▶ _Data entries_:
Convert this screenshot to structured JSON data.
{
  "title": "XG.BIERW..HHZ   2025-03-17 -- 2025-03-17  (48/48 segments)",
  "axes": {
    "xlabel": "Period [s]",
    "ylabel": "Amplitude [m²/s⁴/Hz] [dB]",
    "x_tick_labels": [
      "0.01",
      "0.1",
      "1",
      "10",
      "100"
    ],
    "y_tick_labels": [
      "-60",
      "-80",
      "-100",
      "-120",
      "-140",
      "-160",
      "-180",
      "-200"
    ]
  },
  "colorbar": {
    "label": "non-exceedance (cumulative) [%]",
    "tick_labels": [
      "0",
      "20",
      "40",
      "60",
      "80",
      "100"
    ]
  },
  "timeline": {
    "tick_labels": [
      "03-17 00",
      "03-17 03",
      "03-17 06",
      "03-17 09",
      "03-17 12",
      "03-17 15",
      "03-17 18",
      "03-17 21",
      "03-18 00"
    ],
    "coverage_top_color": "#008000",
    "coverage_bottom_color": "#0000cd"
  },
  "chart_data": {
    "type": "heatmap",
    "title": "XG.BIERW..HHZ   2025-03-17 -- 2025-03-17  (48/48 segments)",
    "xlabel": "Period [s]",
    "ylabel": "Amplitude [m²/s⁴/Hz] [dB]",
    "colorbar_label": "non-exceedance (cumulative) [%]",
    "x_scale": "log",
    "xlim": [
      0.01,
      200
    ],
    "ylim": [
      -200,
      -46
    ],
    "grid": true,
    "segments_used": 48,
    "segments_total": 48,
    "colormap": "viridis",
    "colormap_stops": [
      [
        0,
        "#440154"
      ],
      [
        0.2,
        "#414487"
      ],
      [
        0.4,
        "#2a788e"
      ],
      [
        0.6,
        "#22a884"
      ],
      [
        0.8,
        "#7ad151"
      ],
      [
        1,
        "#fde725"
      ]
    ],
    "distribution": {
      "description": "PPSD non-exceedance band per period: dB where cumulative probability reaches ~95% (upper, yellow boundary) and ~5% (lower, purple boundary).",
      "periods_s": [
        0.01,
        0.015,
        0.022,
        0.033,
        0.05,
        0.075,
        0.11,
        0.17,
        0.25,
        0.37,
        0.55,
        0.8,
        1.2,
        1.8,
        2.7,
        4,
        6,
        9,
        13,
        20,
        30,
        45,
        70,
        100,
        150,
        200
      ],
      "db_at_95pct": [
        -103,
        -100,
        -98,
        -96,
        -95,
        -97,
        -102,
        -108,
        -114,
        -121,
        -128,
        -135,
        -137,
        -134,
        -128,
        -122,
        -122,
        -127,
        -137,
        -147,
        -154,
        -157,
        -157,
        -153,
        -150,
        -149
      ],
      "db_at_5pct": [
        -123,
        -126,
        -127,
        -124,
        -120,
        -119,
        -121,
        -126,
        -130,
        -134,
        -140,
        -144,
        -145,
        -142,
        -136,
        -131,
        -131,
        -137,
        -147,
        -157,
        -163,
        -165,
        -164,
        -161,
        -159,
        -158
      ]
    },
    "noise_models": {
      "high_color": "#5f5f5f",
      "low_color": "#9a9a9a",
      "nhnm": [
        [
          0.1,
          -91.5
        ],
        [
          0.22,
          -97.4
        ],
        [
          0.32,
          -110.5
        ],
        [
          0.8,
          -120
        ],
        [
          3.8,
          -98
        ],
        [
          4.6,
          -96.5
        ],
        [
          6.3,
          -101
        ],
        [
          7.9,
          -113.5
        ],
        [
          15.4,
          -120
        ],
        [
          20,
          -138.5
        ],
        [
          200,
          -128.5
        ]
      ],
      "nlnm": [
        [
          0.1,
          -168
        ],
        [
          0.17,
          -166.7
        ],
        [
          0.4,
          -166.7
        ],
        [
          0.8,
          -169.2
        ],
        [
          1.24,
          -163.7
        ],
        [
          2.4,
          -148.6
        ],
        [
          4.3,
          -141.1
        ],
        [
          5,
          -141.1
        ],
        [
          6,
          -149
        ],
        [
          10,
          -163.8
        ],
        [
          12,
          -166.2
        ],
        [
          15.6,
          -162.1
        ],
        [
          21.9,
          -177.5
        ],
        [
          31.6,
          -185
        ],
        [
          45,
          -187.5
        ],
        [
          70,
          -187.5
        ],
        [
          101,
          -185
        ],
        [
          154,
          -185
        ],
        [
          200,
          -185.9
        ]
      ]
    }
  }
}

▶ _Objective_: Transcribe the whole listing exactly.

▶ _Result_:
Convert this screenshot to structured JSON data.
{
  "title": "XG.BIERW..HHZ   2025-03-17 -- 2025-03-17  (48/48 segments)",
  "axes": {
    "xlabel": "Period [s]",
    "ylabel": "Amplitude [m²/s⁴/Hz] [dB]",
    "x_tick_labels": [
      "0.01",
      "0.1",
      "1",
      "10",
      "100"
    ],
    "y_tick_labels": [
      "-60",
      "-80",
      "-100",
      "-120",
      "-140",
      "-160",
      "-180",
      "-200"
    ]
  },
  "colorbar": {
    "label": "non-exceedance (cumulative) [%]",
    "tick_labels": [
      "0",
      "20",
      "40",
      "60",
      "80",
      "100"
    ]
  },
  "timeline": {
    "tick_labels": [
      "03-17 00",
      "03-17 03",
      "03-17 06",
      "03-17 09",
      "03-17 12",
      "03-17 15",
      "03-17 18",
      "03-17 21",
      "03-18 00"
    ],
    "coverage_top_color": "#008000",
    "coverage_bottom_color": "#0000cd"
  },
  "chart_data": {
    "type": "heatmap",
    "title": "XG.BIERW..HHZ   2025-03-17 -- 2025-03-17  (48/48 segments)",
    "xlabel": "Period [s]",
    "ylabel": "Amplitude [m²/s⁴/Hz] [dB]",
    "colorbar_label": "non-exceedance (cumulative) [%]",
    "x_scale": "log",
    "xlim": [
      0.01,
      200
    ],
    "ylim": [
      -200,
      -46
    ],
    "grid": true,
    "segments_used": 48,
    "segments_total": 48,
    "colormap": "viridis",
    "colormap_stops": [
      [
        0,
        "#440154"
      ],
      [
        0.2,
        "#414487"
      ],
      [
        0.4,
        "#2a788e"
      ],
      [
        0.6,
        "#22a884"
      ],
      [
        0.8,
        "#7ad151"
      ],
      [
        1,
        "#fde725"
      ]
    ],
    "distribution": {
      "description": "PPSD non-exceedance band per period: dB where cumulative probability reaches ~95% (upper, yellow boundary) and ~5% (lower, purple boundary).",
      "periods_s": [
        0.01,
        0.015,
        0.022,
        0.033,
        0.05,
        0.075,
        0.11,
        0.17,
        0.25,
        0.37,
        0.55,
        0.8,
        1.2,
        1.8,
        2.7,
        4,
        6,
        9,
        13,
        20,
        30,
        45,
        70,
        100,
        150,
        200
      ],
      "db_at_95pct": [
        -103,
        -100,
        -98,
        -96,
        -95,
        -97,
        -102,
        -108,
        -114,
        -121,
        -128,
        -135,
        -137,
        -134,
        -128,
        -122,
        -122,
        -127,
        -137,
        -147,
        -154,
        -157,
        -157,
        -153,
        -150,
        -149
      ],
      "db_at_5pct": [
        -123,
        -126,
        -127,
        -124,
        -120,
        -119,
        -121,
        -126,
        -130,
        -134,
        -140,
        -144,
        -145,
        -142,
        -136,
        -131,
        -131,
        -137,
        -147,
        -157,
        -163,
        -165,
        -164,
        -161,
        -159,
        -158
      ]
    },
    "noise_models": {
      "high_color": "#5f5f5f",
      "low_color": "#9a9a9a",
      "nhnm": [
        [
          0.1,
          -91.5
        ],
        [
          0.22,
          -97.4
        ],
        [
          0.32,
          -110.5
        ],
        [
          0.8,
          -120
        ],
        [
          3.8,
          -98
        ],
        [
          4.6,
          -96.5
        ],
        [
          6.3,
          -101
        ],
        [
          7.9,
          -113.5
        ],
        [
          15.4,
          -120
        ],
        [
          20,
          -138.5
        ],
        [
          200,
          -128.5
        ]
      ],
      "nlnm": [
        [
          0.1,
          -168
        ],
        [
          0.17,
          -166.7
        ],
        [
          0.4,
          -166.7
        ],
        [
          0.8,
          -169.2
        ],
        [
          1.24,
          -163.7
        ],
        [
          2.4,
          -148.6
        ],
        [
          4.3,
          -141.1
        ],
        [
          5,
          -141.1
        ],
        [
          6,
          -149
        ],
        [
          10,
          -163.8
        ],
        [
          12,
          -166.2
        ],
        [
          15.6,
          -162.1
        ],
        [
          21.9,
          -177.5
        ],
        [
          31.6,
          -185
        ],
        [
          45,
          -187.5
        ],
        [
          70,
          -187.5
        ],
        [
          101,
          -185
        ],
        [
          154,
          -185
        ],
        [
          200,
          -185.9
        ]
      ]
    }
  }
}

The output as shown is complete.